» **TASK OBJECTIVE**:
Reproduce all records verbatim.

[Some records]
__________________________________________________

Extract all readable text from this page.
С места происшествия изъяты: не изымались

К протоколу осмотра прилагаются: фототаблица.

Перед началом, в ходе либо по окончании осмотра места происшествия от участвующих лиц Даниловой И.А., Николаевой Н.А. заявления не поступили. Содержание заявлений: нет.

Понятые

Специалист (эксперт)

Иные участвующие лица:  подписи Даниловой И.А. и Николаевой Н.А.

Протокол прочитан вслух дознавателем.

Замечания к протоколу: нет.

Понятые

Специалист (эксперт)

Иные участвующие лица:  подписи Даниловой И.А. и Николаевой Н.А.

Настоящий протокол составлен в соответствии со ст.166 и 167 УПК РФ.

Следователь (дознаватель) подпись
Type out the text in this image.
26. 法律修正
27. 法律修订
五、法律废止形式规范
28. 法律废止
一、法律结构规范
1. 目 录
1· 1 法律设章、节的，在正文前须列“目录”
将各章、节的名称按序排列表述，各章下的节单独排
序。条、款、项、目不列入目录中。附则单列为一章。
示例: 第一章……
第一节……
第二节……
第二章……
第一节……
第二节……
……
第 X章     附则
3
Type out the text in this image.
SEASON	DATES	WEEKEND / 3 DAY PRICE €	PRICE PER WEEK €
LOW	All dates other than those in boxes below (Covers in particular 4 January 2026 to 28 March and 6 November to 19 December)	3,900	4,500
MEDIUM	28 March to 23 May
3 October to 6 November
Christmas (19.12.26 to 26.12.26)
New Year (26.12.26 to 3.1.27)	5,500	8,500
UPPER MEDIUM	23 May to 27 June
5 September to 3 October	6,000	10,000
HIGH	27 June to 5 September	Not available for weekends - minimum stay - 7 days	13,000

__________________________________________________

» **ANSWER TO THE TASK**:
Extract all readable text from this page.
С места происшествия изъяты: не изымались

К протоколу осмотра прилагаются: фототаблица.

Перед началом, в ходе либо по окончании осмотра места происшествия от участвующих лиц Даниловой И.А., Николаевой Н.А. заявления не поступили. Содержание заявлений: нет.

Понятые

Специалист (эксперт)

Иные участвующие лица:  подписи Даниловой И.А. и Николаевой Н.А.

Протокол прочитан вслух дознавателем.

Замечания к протоколу: нет.

Понятые

Специалист (эксперт)

Иные участвующие лица:  подписи Даниловой И.А. и Николаевой Н.А.

Настоящий протокол составлен в соответствии со ст.166 и 167 УПК РФ.

Следователь (дознаватель) подпись
Type out the text in this image.
26. 法律修正
27. 法律修订
五、法律废止形式规范
28. 法律废止
一、法律结构规范
1. 目 录
1· 1 法律设章、节的，在正文前须列“目录”
将各章、节的名称按序排列表述，各章下的节单独排
序。条、款、项、目不列入目录中。附则单列为一章。
示例: 第一章……
第一节……
第二节……
第二章……
第一节……
第二节……
……
第 X章     附则
3
Type out the text in this image.
SEASON	DATES	WEEKEND / 3 DAY PRICE €	PRICE PER WEEK €
LOW	All dates other than those in boxes below (Covers in particular 4 January 2026 to 28 March and 6 November to 19 December)	3,900	4,500
MEDIUM	28 March to 23 May
3 October to 6 November
Christmas (19.12.26 to 26.12.26)
New Year (26.12.26 to 3.1.27)	5,500	8,500
UPPER MEDIUM	23 May to 27 June
5 September to 3 October	6,000	10,000
HIGH	27 June to 5 September	Not available for weekends - minimum stay - 7 days	13,000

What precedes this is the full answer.